Consigna 1:
Edita el pasaje del texto sobre el aforismo que va de "Tampoco el aforismo" a "trascendente y metafísico.", ambos incluidos, y pon "matrimonio" en lugar de "ayuntamiento".

* * * * * * *

El
impacto del género breve se ha colado de manera exponencial en
nuestras vidas de usuarios de las redes sociales. La gente no para de
leer y remitir a sus amigos y conocidos continuas greguerías,
ingeniosas frases y twitters recurrentes que se hacen pasar por
aforismos y que circulan a la velocidad del rayo por las pantallas de
los móviles y de las tablets. Como muy bien subraya Manuel
Neila al respecto, esta
modalidad expresiva está de continuo bajo sospecha. Por eso nos
conviene apartarnos de esa avalancha ruidosa de meras ocurrencias y
simplezas, y estar atentos para que no nos den gato por liebre.
A
los que nos gusta el género y frecuentamos su prosa sugerente
sabemos que los aforismos poseen un carácter proteico, ensayístico
y meditativo, que no son juegos de palabras, sino todo lo contrario.
Tampoco el aforismo aspira a un mero ayuntamiento de conveniencia
entre lo filosófico y lo poético. Digámoslo con rotundidad: el
aforismo no es una ocurrencia, pero sí una forma filosófica en su
justa medida, cuya rotundidad reside en el trabajo del pensamiento,
algo que defendía a ultranza Wittgestein.
Para él todo aquello que podía pensarse con palabras podía ser
dicho claramente y sin ambages en un lenguaje lógico y conciso. En
ese sentido, el aforismo es un vehículo todoterreno, como la
filosofía, un medio apto para examinar lo concreto, lo cotidiano y,
también, cómo no, lo trascendente y metafísico.
El
poeta Javier Sánchez Menéndez
(Puerto Real, 1964) en su nuevo libro de aforismos Concepto
(La Isla de Siltolá, 2019) abunda en desmenuzar todo ese ser y
sentir que van adheridos a este género literario que, ante todo,
significa para él “un
ejercicio de la concreción”.
Viene a decirnos con esto que un buen aforismo no es más que la
síntesis lograda de una idea, de un concepto que incita a la
reflexión: “Aforismo es concepto –subraya–, y el concepto es
calidad y esencia”. Lo suyo es un trascender desde dentro el
lenguaje, pero permaneciendo en él, una invitación a la aventura
del pensamiento y a lo que la vida en sí propone y dispone.
No
cabe duda de que el arte de deleitar, persuadir o conmover se expresa
con más prontitud y con más frecuencia recurriendo a lo breve y
simple antes que a lo más extenso y de mayor complejidad. A ese
fascinante y silencioso mundo que reside en lo escueto, un arte
antiguo y noble, se le ha nombrado de muchas maneras: proverbios,
máximas, adagios, epigramas, aforismos, una infinidad de
nomenclaturas y de apariencias para afinar en la concisión de ideas,
“para transmitir un mínimo sonido con un máximo de sentido”,
decía Mark Twain. Lo
que propone Sánchez Menéndez
con sus artilugios,
como así llama a sus brevedades, sería algo así como si los
concibiese sobre las ideas y el sentido común que sacuden a las
cosas importantes.

* * * * * * *

Consigna 2:
Imprime sin cambios las filas de datos que van desde la línea que contiene "- style-option-label: 精确: [902, 86, 938, 107]" hasta la que contiene "- smiling-face-emoji-icon: [583, 436, 604, 456]", ambas incluidas.

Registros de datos
* * * * * * *

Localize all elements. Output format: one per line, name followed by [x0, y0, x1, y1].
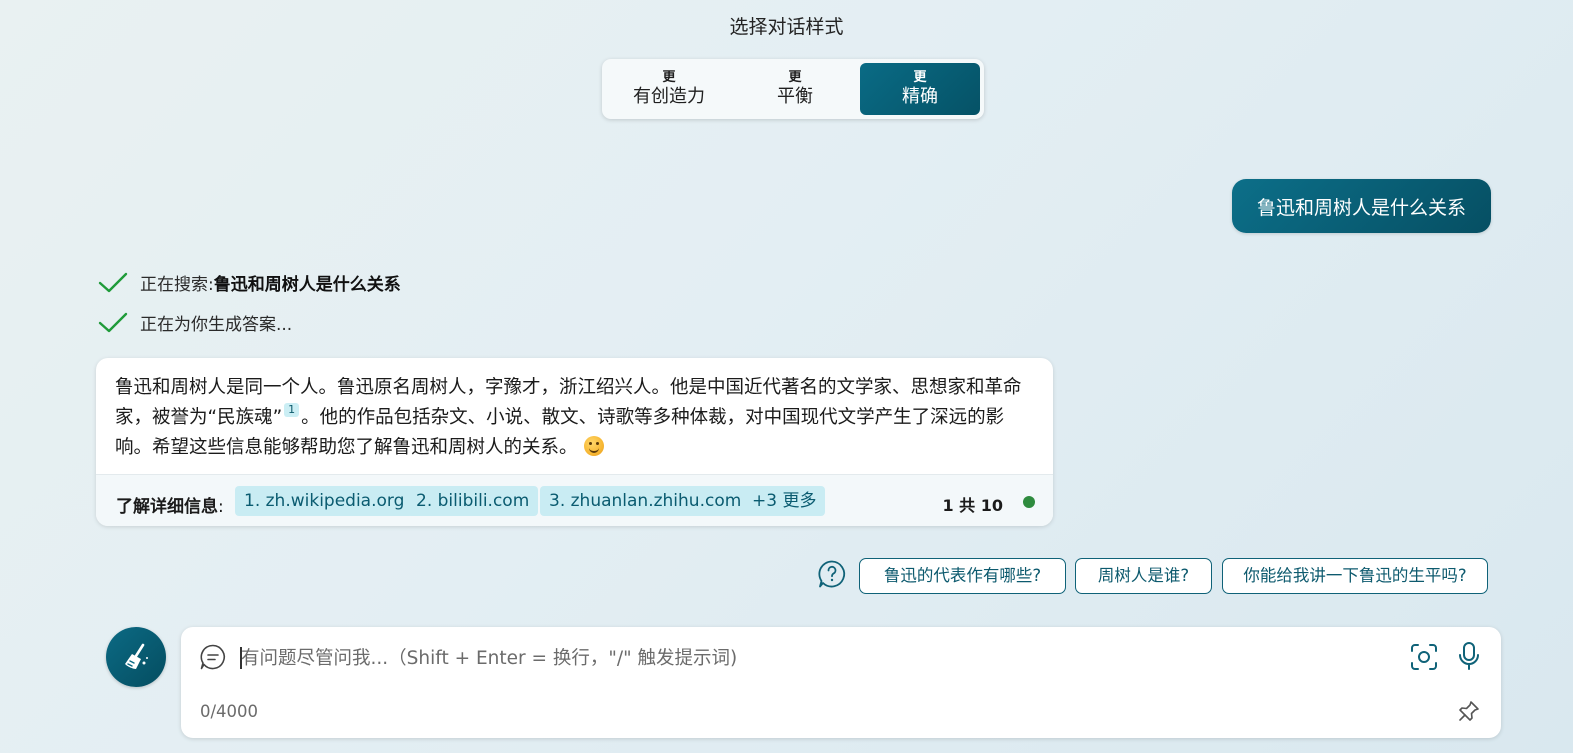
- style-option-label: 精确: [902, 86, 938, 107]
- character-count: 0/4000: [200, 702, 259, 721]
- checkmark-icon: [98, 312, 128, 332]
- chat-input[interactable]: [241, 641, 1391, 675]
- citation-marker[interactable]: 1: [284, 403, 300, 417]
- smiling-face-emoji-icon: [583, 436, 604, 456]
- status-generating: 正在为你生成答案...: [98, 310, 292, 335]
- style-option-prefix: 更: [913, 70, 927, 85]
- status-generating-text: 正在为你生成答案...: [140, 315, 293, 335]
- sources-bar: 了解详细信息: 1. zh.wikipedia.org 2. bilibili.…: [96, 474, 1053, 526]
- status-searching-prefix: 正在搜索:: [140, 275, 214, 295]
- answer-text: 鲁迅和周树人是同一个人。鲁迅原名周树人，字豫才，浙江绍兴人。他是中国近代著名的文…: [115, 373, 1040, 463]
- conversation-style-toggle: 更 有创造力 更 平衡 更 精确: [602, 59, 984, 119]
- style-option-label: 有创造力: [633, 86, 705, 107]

* * * * * * *

Solución 1:
Tampoco el aforismo aspira a un mero matrimonio de conveniencia
entre lo filosófico y lo poético. Digámoslo con rotundidad: el
aforismo no es una ocurrencia, pero sí una forma filosófica en su
justa medida, cuya rotundidad reside en el trabajo del pensamiento,
algo que defendía a ultranza Wittgestein.
Para él todo aquello que podía pensarse con palabras podía ser
dicho claramente y sin ambages en un lenguaje lógico y conciso. En
ese sentido, el aforismo es un vehículo todoterreno, como la
filosofía, un medio apto para examinar lo concreto, lo cotidiano y,
también, cómo no, lo trascendente y metafísico.

Solución 2:
- style-option-label: 精确: [902, 86, 938, 107]
- character-count: 0/4000: [200, 702, 259, 721]
- checkmark-icon: [98, 312, 128, 332]
- chat-input[interactable]: [241, 641, 1391, 675]
- citation-marker[interactable]: 1: [284, 403, 300, 417]
- smiling-face-emoji-icon: [583, 436, 604, 456]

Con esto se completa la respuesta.